### TASK TO COMPLETE
All of the records below must be output exactly, with no pictures carried over.

══ RECORD EXCERPTS

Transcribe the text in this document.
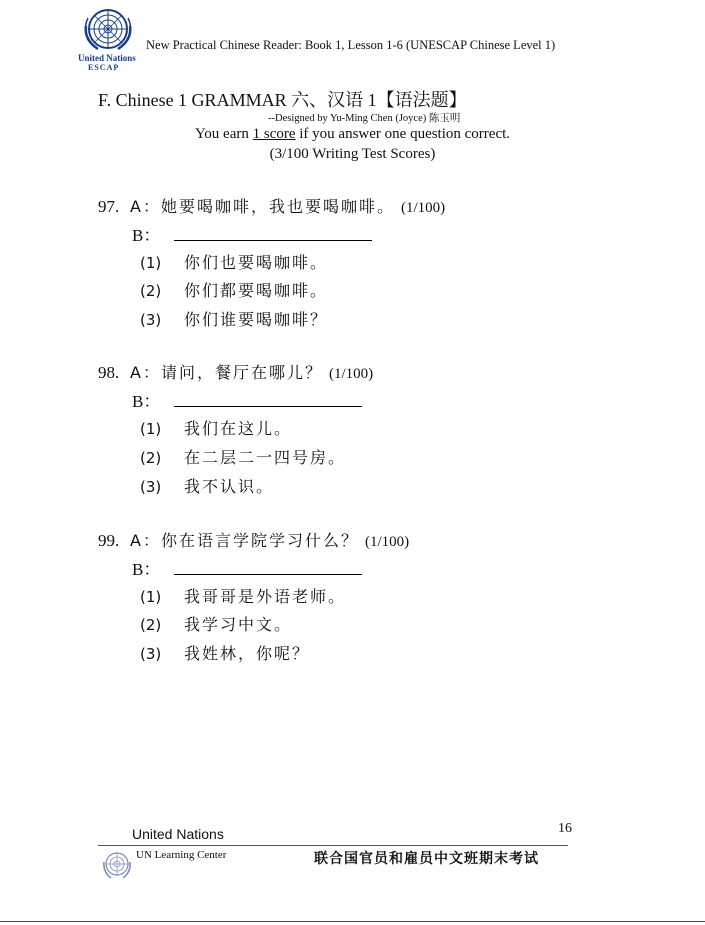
United Nations
ESCAP
New Practical Chinese Reader: Book 1, Lesson 1-6 (UNESCAP Chinese Level 1)
F. Chinese 1 GRAMMAR 六、汉语 1【语法题】
--Designed by Yu-Ming Chen (Joyce) 陈玉明
You earn 1 score if you answer one question correct.
(3/100 Writing Test Scores)
97. A：她要喝咖啡，我也要喝咖啡。 (1/100)
B：
(1) 你们也要喝咖啡。
(2) 你们都要喝咖啡。
(3) 你们谁要喝咖啡？
98. A：请问，餐厅在哪儿？ (1/100)
B：
(1) 我们在这儿。
(2) 在二层二一四号房。
(3) 我不认识。
99. A：你在语言学院学习什么？ (1/100)
B：
(1) 我哥哥是外语老师。
(2) 我学习中文。
(3) 我姓林，你呢？
United Nations	16
UN Learning Center	联合国官员和雇员中文班期末考试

════

### SOLUTION TO THIS TASK
Transcribe the text in this document.
United Nations
ESCAP
New Practical Chinese Reader: Book 1, Lesson 1-6 (UNESCAP Chinese Level 1)
F. Chinese 1 GRAMMAR 六、汉语 1【语法题】
--Designed by Yu-Ming Chen (Joyce) 陈玉明
You earn 1 score if you answer one question correct.
(3/100 Writing Test Scores)
97. A：她要喝咖啡，我也要喝咖啡。 (1/100)
B：
(1) 你们也要喝咖啡。
(2) 你们都要喝咖啡。
(3) 你们谁要喝咖啡？
98. A：请问，餐厅在哪儿？ (1/100)
B：
(1) 我们在这儿。
(2) 在二层二一四号房。
(3) 我不认识。
99. A：你在语言学院学习什么？ (1/100)
B：
(1) 我哥哥是外语老师。
(2) 我学习中文。
(3) 我姓林，你呢？
United Nations	16
UN Learning Center	联合国官员和雇员中文班期末考试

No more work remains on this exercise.